◆ **Records shown**
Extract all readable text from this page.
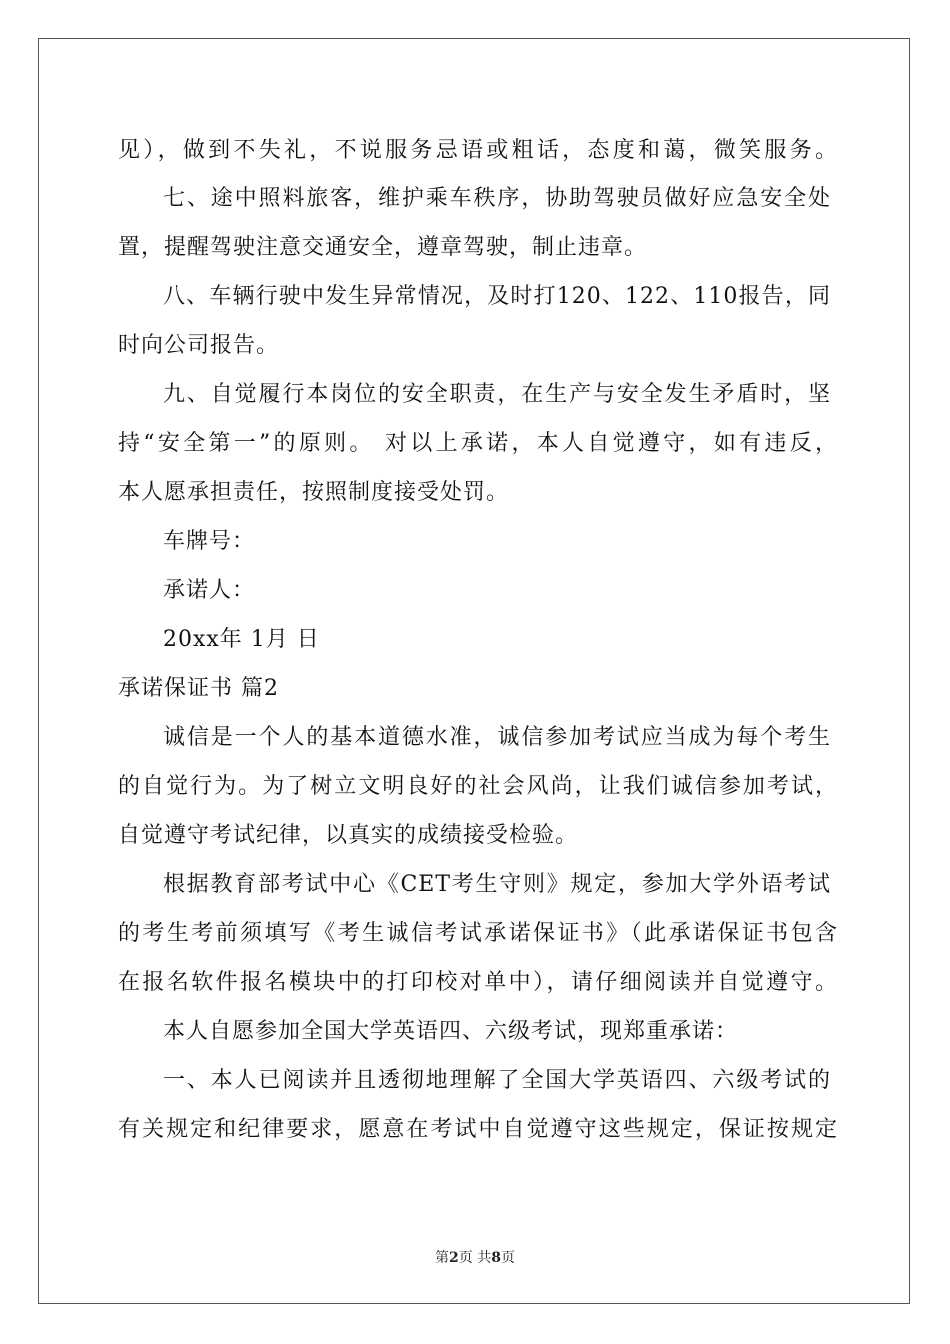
见），做到不失礼，不说服务忌语或粗话，态度和蔼，微笑服务。
七、途中照料旅客，维护乘车秩序，协助驾驶员做好应急安全处
置，提醒驾驶注意交通安全，遵章驾驶，制止违章。
八、车辆行驶中发生异常情况，及时打120、122、110报告，同
时向公司报告。
九、自觉履行本岗位的安全职责，在生产与安全发生矛盾时，坚
持“安全第一”的原则。 对以上承诺，本人自觉遵守，如有违反，
本人愿承担责任，按照制度接受处罚。
车牌号：
承诺人：
20xx年 1月 日
承诺保证书 篇2
诚信是一个人的基本道德水准，诚信参加考试应当成为每个考生
的自觉行为。为了树立文明良好的社会风尚，让我们诚信参加考试，
自觉遵守考试纪律，以真实的成绩接受检验。
根据教育部考试中心《CET考生守则》规定，参加大学外语考试
的考生考前须填写《考生诚信考试承诺保证书》（此承诺保证书包含
在报名软件报名模块中的打印校对单中），请仔细阅读并自觉遵守。
本人自愿参加全国大学英语四、六级考试，现郑重承诺：
一、本人已阅读并且透彻地理解了全国大学英语四、六级考试的
有关规定和纪律要求，愿意在考试中自觉遵守这些规定，保证按规定
第2页 共8页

◆ **Work to be completed**
Reproduce the full material exactly, excluding the pictures.

◆ **Problem solution**
Extract all readable text from this page.
见），做到不失礼，不说服务忌语或粗话，态度和蔼，微笑服务。
七、途中照料旅客，维护乘车秩序，协助驾驶员做好应急安全处
置，提醒驾驶注意交通安全，遵章驾驶，制止违章。
八、车辆行驶中发生异常情况，及时打120、122、110报告，同
时向公司报告。
九、自觉履行本岗位的安全职责，在生产与安全发生矛盾时，坚
持“安全第一”的原则。 对以上承诺，本人自觉遵守，如有违反，
本人愿承担责任，按照制度接受处罚。
车牌号：
承诺人：
20xx年 1月 日
承诺保证书 篇2
诚信是一个人的基本道德水准，诚信参加考试应当成为每个考生
的自觉行为。为了树立文明良好的社会风尚，让我们诚信参加考试，
自觉遵守考试纪律，以真实的成绩接受检验。
根据教育部考试中心《CET考生守则》规定，参加大学外语考试
的考生考前须填写《考生诚信考试承诺保证书》（此承诺保证书包含
在报名软件报名模块中的打印校对单中），请仔细阅读并自觉遵守。
本人自愿参加全国大学英语四、六级考试，现郑重承诺：
一、本人已阅读并且透彻地理解了全国大学英语四、六级考试的
有关规定和纪律要求，愿意在考试中自觉遵守这些规定，保证按规定
第2页 共8页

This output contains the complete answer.